▸ **WHAT THE TASK REQUIRES**
Search the listing below for the word "this" and copy each line that holds it.

Recorded data:
>> start
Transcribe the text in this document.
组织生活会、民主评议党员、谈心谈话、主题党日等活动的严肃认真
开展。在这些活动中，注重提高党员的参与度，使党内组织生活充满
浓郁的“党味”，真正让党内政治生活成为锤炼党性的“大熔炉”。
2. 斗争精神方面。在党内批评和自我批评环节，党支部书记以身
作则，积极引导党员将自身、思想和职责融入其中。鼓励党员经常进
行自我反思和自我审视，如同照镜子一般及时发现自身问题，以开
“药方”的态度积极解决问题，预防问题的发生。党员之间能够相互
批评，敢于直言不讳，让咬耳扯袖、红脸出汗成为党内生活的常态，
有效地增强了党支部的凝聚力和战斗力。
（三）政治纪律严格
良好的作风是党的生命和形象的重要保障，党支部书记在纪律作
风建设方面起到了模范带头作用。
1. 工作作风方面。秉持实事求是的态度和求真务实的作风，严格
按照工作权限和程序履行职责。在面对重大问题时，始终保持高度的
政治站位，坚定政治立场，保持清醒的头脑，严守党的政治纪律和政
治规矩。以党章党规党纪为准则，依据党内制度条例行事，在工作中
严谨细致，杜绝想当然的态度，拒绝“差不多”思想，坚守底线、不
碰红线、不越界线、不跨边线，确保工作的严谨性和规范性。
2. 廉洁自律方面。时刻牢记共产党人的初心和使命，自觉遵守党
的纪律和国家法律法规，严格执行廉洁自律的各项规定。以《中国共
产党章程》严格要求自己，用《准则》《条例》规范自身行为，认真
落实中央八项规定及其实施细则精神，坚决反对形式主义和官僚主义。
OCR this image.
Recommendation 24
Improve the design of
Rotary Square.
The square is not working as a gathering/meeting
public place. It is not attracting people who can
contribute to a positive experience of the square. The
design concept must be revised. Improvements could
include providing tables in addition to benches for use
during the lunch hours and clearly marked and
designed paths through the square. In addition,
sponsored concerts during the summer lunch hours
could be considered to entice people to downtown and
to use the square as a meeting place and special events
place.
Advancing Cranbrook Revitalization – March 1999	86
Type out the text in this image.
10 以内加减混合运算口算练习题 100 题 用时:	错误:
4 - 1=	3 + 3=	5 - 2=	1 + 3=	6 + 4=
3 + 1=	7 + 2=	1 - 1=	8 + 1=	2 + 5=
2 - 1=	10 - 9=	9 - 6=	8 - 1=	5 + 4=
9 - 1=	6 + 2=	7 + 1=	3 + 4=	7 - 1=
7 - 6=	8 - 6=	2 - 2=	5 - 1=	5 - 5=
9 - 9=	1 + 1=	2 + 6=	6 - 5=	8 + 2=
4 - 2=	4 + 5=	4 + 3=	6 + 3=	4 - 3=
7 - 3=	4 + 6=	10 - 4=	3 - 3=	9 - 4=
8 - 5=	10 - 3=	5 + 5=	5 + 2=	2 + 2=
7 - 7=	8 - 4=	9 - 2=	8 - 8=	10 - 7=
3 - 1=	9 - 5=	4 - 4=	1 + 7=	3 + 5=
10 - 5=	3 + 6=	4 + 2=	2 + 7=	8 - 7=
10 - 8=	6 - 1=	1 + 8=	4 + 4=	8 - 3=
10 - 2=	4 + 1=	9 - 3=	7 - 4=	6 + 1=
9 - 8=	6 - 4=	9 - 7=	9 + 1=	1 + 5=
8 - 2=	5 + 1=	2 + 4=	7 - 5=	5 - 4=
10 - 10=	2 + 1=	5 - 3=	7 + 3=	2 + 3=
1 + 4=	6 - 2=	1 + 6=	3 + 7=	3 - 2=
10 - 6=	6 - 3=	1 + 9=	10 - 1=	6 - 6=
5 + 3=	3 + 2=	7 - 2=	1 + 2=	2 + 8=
>> end
▸ **FULL RESPONSE**
Transcribe the text in this document.
OCR this image.
Type out the text in this image.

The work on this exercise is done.